Records about charts and figures

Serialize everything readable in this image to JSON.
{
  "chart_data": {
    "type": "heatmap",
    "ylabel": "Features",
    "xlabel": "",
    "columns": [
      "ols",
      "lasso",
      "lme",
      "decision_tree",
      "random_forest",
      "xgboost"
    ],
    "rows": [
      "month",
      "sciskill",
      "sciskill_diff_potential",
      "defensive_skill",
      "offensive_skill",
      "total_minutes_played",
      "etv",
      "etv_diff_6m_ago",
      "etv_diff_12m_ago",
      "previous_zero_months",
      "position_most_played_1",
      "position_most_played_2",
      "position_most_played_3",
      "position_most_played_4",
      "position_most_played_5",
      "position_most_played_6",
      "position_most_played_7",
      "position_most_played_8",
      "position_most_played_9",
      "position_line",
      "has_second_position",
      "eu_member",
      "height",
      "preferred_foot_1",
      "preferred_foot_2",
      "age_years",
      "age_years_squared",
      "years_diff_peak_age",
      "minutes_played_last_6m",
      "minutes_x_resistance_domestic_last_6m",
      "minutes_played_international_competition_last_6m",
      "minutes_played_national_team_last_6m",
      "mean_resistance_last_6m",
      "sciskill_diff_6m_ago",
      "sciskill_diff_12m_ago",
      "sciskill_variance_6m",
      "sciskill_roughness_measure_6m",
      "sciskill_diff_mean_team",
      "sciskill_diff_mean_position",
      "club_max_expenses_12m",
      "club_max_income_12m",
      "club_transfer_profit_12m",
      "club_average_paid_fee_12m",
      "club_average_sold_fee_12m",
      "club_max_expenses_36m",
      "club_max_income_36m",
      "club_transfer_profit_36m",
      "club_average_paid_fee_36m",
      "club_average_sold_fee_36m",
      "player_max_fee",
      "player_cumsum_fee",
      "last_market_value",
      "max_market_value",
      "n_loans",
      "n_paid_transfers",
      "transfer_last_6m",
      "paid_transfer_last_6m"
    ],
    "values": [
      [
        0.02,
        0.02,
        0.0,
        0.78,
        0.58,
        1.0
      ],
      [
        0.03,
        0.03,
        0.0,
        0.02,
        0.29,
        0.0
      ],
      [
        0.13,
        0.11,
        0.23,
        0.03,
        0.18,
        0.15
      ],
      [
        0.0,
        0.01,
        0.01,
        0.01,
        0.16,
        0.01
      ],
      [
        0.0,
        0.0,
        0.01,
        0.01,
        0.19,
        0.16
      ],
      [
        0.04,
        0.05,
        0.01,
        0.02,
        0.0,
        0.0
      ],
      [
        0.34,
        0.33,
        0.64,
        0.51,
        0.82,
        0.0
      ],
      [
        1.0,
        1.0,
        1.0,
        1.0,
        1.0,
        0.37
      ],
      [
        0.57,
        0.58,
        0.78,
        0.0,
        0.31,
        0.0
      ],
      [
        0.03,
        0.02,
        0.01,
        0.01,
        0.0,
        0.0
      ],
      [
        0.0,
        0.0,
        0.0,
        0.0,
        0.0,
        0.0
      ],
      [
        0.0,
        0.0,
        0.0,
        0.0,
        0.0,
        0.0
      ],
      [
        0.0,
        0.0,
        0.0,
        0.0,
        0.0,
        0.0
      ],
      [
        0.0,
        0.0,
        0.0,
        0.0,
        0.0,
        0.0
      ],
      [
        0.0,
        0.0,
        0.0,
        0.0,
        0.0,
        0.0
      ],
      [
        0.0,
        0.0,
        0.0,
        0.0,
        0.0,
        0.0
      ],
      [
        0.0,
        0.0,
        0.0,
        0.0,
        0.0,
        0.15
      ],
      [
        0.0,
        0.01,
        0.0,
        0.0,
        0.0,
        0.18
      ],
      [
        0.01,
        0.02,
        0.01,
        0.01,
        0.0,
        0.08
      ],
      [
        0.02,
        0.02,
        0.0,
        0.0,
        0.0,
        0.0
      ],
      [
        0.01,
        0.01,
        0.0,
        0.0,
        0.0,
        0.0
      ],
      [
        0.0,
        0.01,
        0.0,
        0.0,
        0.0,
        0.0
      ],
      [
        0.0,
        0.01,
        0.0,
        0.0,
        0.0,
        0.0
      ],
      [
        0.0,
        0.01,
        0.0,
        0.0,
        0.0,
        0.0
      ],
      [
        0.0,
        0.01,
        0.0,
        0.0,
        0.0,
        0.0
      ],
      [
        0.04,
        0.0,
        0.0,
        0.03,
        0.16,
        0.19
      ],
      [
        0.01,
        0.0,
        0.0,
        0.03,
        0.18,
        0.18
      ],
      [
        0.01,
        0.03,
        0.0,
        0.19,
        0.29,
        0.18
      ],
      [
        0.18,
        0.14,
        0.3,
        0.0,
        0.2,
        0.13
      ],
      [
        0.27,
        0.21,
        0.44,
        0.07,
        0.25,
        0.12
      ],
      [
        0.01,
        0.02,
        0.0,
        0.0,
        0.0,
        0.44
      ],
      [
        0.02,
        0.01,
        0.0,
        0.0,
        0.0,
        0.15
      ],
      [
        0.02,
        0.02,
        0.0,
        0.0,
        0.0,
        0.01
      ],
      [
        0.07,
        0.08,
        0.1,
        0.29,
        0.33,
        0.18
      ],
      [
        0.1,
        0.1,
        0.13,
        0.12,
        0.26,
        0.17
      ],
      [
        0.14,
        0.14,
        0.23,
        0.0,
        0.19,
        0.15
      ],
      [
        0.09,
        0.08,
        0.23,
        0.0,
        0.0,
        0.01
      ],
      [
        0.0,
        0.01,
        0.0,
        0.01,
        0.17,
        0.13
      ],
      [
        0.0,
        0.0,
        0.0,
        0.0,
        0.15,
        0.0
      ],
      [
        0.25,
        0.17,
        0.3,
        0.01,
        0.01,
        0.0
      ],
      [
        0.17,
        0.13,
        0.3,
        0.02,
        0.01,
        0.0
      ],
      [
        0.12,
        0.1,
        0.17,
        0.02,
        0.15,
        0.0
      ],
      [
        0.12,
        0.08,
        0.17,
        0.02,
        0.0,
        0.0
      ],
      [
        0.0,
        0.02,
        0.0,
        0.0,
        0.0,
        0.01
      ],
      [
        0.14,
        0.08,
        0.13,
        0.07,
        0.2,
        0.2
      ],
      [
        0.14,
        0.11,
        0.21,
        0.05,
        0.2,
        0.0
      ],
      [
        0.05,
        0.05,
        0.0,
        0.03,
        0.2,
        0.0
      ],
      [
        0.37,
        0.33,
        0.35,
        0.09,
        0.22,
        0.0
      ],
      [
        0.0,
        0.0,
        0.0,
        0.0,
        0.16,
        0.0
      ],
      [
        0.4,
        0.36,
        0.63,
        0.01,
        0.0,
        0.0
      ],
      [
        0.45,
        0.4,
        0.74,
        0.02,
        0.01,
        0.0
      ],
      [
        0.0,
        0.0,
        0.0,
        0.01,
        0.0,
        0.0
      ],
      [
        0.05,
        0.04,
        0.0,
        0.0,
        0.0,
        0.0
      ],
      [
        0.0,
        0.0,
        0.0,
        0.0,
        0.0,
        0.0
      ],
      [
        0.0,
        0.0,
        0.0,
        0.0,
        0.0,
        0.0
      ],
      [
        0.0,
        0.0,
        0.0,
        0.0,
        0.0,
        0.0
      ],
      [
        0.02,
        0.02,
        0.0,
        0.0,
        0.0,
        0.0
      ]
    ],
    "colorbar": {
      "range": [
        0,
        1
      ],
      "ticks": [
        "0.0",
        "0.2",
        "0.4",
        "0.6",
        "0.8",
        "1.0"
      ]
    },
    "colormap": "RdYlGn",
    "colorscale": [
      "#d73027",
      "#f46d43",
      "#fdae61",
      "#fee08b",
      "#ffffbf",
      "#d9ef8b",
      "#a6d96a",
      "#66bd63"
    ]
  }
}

» **Exercise directions**
Restate all of the entries above precisely.

» **Solution to the exercise**
Serialize everything readable in this image to JSON.
{
  "chart_data": {
    "type": "heatmap",
    "ylabel": "Features",
    "xlabel": "",
    "columns": [
      "ols",
      "lasso",
      "lme",
      "decision_tree",
      "random_forest",
      "xgboost"
    ],
    "rows": [
      "month",
      "sciskill",
      "sciskill_diff_potential",
      "defensive_skill",
      "offensive_skill",
      "total_minutes_played",
      "etv",
      "etv_diff_6m_ago",
      "etv_diff_12m_ago",
      "previous_zero_months",
      "position_most_played_1",
      "position_most_played_2",
      "position_most_played_3",
      "position_most_played_4",
      "position_most_played_5",
      "position_most_played_6",
      "position_most_played_7",
      "position_most_played_8",
      "position_most_played_9",
      "position_line",
      "has_second_position",
      "eu_member",
      "height",
      "preferred_foot_1",
      "preferred_foot_2",
      "age_years",
      "age_years_squared",
      "years_diff_peak_age",
      "minutes_played_last_6m",
      "minutes_x_resistance_domestic_last_6m",
      "minutes_played_international_competition_last_6m",
      "minutes_played_national_team_last_6m",
      "mean_resistance_last_6m",
      "sciskill_diff_6m_ago",
      "sciskill_diff_12m_ago",
      "sciskill_variance_6m",
      "sciskill_roughness_measure_6m",
      "sciskill_diff_mean_team",
      "sciskill_diff_mean_position",
      "club_max_expenses_12m",
      "club_max_income_12m",
      "club_transfer_profit_12m",
      "club_average_paid_fee_12m",
      "club_average_sold_fee_12m",
      "club_max_expenses_36m",
      "club_max_income_36m",
      "club_transfer_profit_36m",
      "club_average_paid_fee_36m",
      "club_average_sold_fee_36m",
      "player_max_fee",
      "player_cumsum_fee",
      "last_market_value",
      "max_market_value",
      "n_loans",
      "n_paid_transfers",
      "transfer_last_6m",
      "paid_transfer_last_6m"
    ],
    "values": [
      [
        0.02,
        0.02,
        0.0,
        0.78,
        0.58,
        1.0
      ],
      [
        0.03,
        0.03,
        0.0,
        0.02,
        0.29,
        0.0
      ],
      [
        0.13,
        0.11,
        0.23,
        0.03,
        0.18,
        0.15
      ],
      [
        0.0,
        0.01,
        0.01,
        0.01,
        0.16,
        0.01
      ],
      [
        0.0,
        0.0,
        0.01,
        0.01,
        0.19,
        0.16
      ],
      [
        0.04,
        0.05,
        0.01,
        0.02,
        0.0,
        0.0
      ],
      [
        0.34,
        0.33,
        0.64,
        0.51,
        0.82,
        0.0
      ],
      [
        1.0,
        1.0,
        1.0,
        1.0,
        1.0,
        0.37
      ],
      [
        0.57,
        0.58,
        0.78,
        0.0,
        0.31,
        0.0
      ],
      [
        0.03,
        0.02,
        0.01,
        0.01,
        0.0,
        0.0
      ],
      [
        0.0,
        0.0,
        0.0,
        0.0,
        0.0,
        0.0
      ],
      [
        0.0,
        0.0,
        0.0,
        0.0,
        0.0,
        0.0
      ],
      [
        0.0,
        0.0,
        0.0,
        0.0,
        0.0,
        0.0
      ],
      [
        0.0,
        0.0,
        0.0,
        0.0,
        0.0,
        0.0
      ],
      [
        0.0,
        0.0,
        0.0,
        0.0,
        0.0,
        0.0
      ],
      [
        0.0,
        0.0,
        0.0,
        0.0,
        0.0,
        0.0
      ],
      [
        0.0,
        0.0,
        0.0,
        0.0,
        0.0,
        0.15
      ],
      [
        0.0,
        0.01,
        0.0,
        0.0,
        0.0,
        0.18
      ],
      [
        0.01,
        0.02,
        0.01,
        0.01,
        0.0,
        0.08
      ],
      [
        0.02,
        0.02,
        0.0,
        0.0,
        0.0,
        0.0
      ],
      [
        0.01,
        0.01,
        0.0,
        0.0,
        0.0,
        0.0
      ],
      [
        0.0,
        0.01,
        0.0,
        0.0,
        0.0,
        0.0
      ],
      [
        0.0,
        0.01,
        0.0,
        0.0,
        0.0,
        0.0
      ],
      [
        0.0,
        0.01,
        0.0,
        0.0,
        0.0,
        0.0
      ],
      [
        0.0,
        0.01,
        0.0,
        0.0,
        0.0,
        0.0
      ],
      [
        0.04,
        0.0,
        0.0,
        0.03,
        0.16,
        0.19
      ],
      [
        0.01,
        0.0,
        0.0,
        0.03,
        0.18,
        0.18
      ],
      [
        0.01,
        0.03,
        0.0,
        0.19,
        0.29,
        0.18
      ],
      [
        0.18,
        0.14,
        0.3,
        0.0,
        0.2,
        0.13
      ],
      [
        0.27,
        0.21,
        0.44,
        0.07,
        0.25,
        0.12
      ],
      [
        0.01,
        0.02,
        0.0,
        0.0,
        0.0,
        0.44
      ],
      [
        0.02,
        0.01,
        0.0,
        0.0,
        0.0,
        0.15
      ],
      [
        0.02,
        0.02,
        0.0,
        0.0,
        0.0,
        0.01
      ],
      [
        0.07,
        0.08,
        0.1,
        0.29,
        0.33,
        0.18
      ],
      [
        0.1,
        0.1,
        0.13,
        0.12,
        0.26,
        0.17
      ],
      [
        0.14,
        0.14,
        0.23,
        0.0,
        0.19,
        0.15
      ],
      [
        0.09,
        0.08,
        0.23,
        0.0,
        0.0,
        0.01
      ],
      [
        0.0,
        0.01,
        0.0,
        0.01,
        0.17,
        0.13
      ],
      [
        0.0,
        0.0,
        0.0,
        0.0,
        0.15,
        0.0
      ],
      [
        0.25,
        0.17,
        0.3,
        0.01,
        0.01,
        0.0
      ],
      [
        0.17,
        0.13,
        0.3,
        0.02,
        0.01,
        0.0
      ],
      [
        0.12,
        0.1,
        0.17,
        0.02,
        0.15,
        0.0
      ],
      [
        0.12,
        0.08,
        0.17,
        0.02,
        0.0,
        0.0
      ],
      [
        0.0,
        0.02,
        0.0,
        0.0,
        0.0,
        0.01
      ],
      [
        0.14,
        0.08,
        0.13,
        0.07,
        0.2,
        0.2
      ],
      [
        0.14,
        0.11,
        0.21,
        0.05,
        0.2,
        0.0
      ],
      [
        0.05,
        0.05,
        0.0,
        0.03,
        0.2,
        0.0
      ],
      [
        0.37,
        0.33,
        0.35,
        0.09,
        0.22,
        0.0
      ],
      [
        0.0,
        0.0,
        0.0,
        0.0,
        0.16,
        0.0
      ],
      [
        0.4,
        0.36,
        0.63,
        0.01,
        0.0,
        0.0
      ],
      [
        0.45,
        0.4,
        0.74,
        0.02,
        0.01,
        0.0
      ],
      [
        0.0,
        0.0,
        0.0,
        0.01,
        0.0,
        0.0
      ],
      [
        0.05,
        0.04,
        0.0,
        0.0,
        0.0,
        0.0
      ],
      [
        0.0,
        0.0,
        0.0,
        0.0,
        0.0,
        0.0
      ],
      [
        0.0,
        0.0,
        0.0,
        0.0,
        0.0,
        0.0
      ],
      [
        0.0,
        0.0,
        0.0,
        0.0,
        0.0,
        0.0
      ],
      [
        0.02,
        0.02,
        0.0,
        0.0,
        0.0,
        0.0
      ]
    ],
    "colorbar": {
      "range": [
        0,
        1
      ],
      "ticks": [
        "0.0",
        "0.2",
        "0.4",
        "0.6",
        "0.8",
        "1.0"
      ]
    },
    "colormap": "RdYlGn",
    "colorscale": [
      "#d73027",
      "#f46d43",
      "#fdae61",
      "#fee08b",
      "#ffffbf",
      "#d9ef8b",
      "#a6d96a",
      "#66bd63"
    ]
  }
}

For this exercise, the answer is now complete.